--- begin RECORDS PROVIDED ---

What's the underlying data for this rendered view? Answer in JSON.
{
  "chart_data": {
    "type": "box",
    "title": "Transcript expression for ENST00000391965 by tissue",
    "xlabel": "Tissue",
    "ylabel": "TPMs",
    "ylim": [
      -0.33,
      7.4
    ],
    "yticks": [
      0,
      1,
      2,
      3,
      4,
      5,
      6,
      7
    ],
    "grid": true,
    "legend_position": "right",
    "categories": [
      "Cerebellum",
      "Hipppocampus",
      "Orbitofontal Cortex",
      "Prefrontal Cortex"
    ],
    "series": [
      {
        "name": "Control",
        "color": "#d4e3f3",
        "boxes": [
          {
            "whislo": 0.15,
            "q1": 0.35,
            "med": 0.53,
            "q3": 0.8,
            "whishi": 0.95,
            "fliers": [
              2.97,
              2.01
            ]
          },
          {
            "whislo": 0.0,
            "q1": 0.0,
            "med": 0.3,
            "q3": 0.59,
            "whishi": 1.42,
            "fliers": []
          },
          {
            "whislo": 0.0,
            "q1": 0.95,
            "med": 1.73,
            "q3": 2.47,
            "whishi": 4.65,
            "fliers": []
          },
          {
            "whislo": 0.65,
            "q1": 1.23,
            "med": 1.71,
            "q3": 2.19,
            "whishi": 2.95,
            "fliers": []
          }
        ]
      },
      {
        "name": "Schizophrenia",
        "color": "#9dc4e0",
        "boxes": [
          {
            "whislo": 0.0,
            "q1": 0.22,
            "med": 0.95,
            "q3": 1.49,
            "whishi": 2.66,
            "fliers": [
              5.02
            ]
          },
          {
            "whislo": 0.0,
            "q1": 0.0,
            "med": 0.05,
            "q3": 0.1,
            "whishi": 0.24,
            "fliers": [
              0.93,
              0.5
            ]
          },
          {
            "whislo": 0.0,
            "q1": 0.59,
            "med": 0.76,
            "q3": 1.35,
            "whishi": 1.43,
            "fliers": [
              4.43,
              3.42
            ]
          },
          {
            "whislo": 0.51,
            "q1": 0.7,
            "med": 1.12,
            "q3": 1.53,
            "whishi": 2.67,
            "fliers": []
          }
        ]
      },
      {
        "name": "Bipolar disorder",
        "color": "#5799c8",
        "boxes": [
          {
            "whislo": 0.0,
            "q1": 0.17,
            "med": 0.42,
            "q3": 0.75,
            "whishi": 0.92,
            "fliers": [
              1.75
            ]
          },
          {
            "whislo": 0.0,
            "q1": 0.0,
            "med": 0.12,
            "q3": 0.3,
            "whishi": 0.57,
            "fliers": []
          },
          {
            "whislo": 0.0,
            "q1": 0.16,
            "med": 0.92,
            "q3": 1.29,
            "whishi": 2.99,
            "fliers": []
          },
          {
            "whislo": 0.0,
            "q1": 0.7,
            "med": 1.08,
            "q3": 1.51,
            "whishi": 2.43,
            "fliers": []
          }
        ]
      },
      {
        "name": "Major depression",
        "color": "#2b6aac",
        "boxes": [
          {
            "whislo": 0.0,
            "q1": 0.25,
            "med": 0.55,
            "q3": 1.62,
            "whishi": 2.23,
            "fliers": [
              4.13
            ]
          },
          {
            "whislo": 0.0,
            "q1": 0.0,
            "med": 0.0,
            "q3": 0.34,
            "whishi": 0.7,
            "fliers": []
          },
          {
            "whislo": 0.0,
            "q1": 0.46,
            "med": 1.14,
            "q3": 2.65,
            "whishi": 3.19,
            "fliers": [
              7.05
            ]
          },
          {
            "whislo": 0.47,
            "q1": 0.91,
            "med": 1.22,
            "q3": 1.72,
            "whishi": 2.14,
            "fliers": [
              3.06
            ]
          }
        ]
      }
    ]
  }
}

--- end RECORDS PROVIDED ---

> _GIVEN INSTRUCTION_
Transcribe the full listing above without leaving anything out.

> _WRITTEN SOLUTION_
What's the underlying data for this rendered view? Answer in JSON.
{
  "chart_data": {
    "type": "box",
    "title": "Transcript expression for ENST00000391965 by tissue",
    "xlabel": "Tissue",
    "ylabel": "TPMs",
    "ylim": [
      -0.33,
      7.4
    ],
    "yticks": [
      0,
      1,
      2,
      3,
      4,
      5,
      6,
      7
    ],
    "grid": true,
    "legend_position": "right",
    "categories": [
      "Cerebellum",
      "Hipppocampus",
      "Orbitofontal Cortex",
      "Prefrontal Cortex"
    ],
    "series": [
      {
        "name": "Control",
        "color": "#d4e3f3",
        "boxes": [
          {
            "whislo": 0.15,
            "q1": 0.35,
            "med": 0.53,
            "q3": 0.8,
            "whishi": 0.95,
            "fliers": [
              2.97,
              2.01
            ]
          },
          {
            "whislo": 0.0,
            "q1": 0.0,
            "med": 0.3,
            "q3": 0.59,
            "whishi": 1.42,
            "fliers": []
          },
          {
            "whislo": 0.0,
            "q1": 0.95,
            "med": 1.73,
            "q3": 2.47,
            "whishi": 4.65,
            "fliers": []
          },
          {
            "whislo": 0.65,
            "q1": 1.23,
            "med": 1.71,
            "q3": 2.19,
            "whishi": 2.95,
            "fliers": []
          }
        ]
      },
      {
        "name": "Schizophrenia",
        "color": "#9dc4e0",
        "boxes": [
          {
            "whislo": 0.0,
            "q1": 0.22,
            "med": 0.95,
            "q3": 1.49,
            "whishi": 2.66,
            "fliers": [
              5.02
            ]
          },
          {
            "whislo": 0.0,
            "q1": 0.0,
            "med": 0.05,
            "q3": 0.1,
            "whishi": 0.24,
            "fliers": [
              0.93,
              0.5
            ]
          },
          {
            "whislo": 0.0,
            "q1": 0.59,
            "med": 0.76,
            "q3": 1.35,
            "whishi": 1.43,
            "fliers": [
              4.43,
              3.42
            ]
          },
          {
            "whislo": 0.51,
            "q1": 0.7,
            "med": 1.12,
            "q3": 1.53,
            "whishi": 2.67,
            "fliers": []
          }
        ]
      },
      {
        "name": "Bipolar disorder",
        "color": "#5799c8",
        "boxes": [
          {
            "whislo": 0.0,
            "q1": 0.17,
            "med": 0.42,
            "q3": 0.75,
            "whishi": 0.92,
            "fliers": [
              1.75
            ]
          },
          {
            "whislo": 0.0,
            "q1": 0.0,
            "med": 0.12,
            "q3": 0.3,
            "whishi": 0.57,
            "fliers": []
          },
          {
            "whislo": 0.0,
            "q1": 0.16,
            "med": 0.92,
            "q3": 1.29,
            "whishi": 2.99,
            "fliers": []
          },
          {
            "whislo": 0.0,
            "q1": 0.7,
            "med": 1.08,
            "q3": 1.51,
            "whishi": 2.43,
            "fliers": []
          }
        ]
      },
      {
        "name": "Major depression",
        "color": "#2b6aac",
        "boxes": [
          {
            "whislo": 0.0,
            "q1": 0.25,
            "med": 0.55,
            "q3": 1.62,
            "whishi": 2.23,
            "fliers": [
              4.13
            ]
          },
          {
            "whislo": 0.0,
            "q1": 0.0,
            "med": 0.0,
            "q3": 0.34,
            "whishi": 0.7,
            "fliers": []
          },
          {
            "whislo": 0.0,
            "q1": 0.46,
            "med": 1.14,
            "q3": 2.65,
            "whishi": 3.19,
            "fliers": [
              7.05
            ]
          },
          {
            "whislo": 0.47,
            "q1": 0.91,
            "med": 1.22,
            "q3": 1.72,
            "whishi": 2.14,
            "fliers": [
              3.06
            ]
          }
        ]
      }
    ]
  }
}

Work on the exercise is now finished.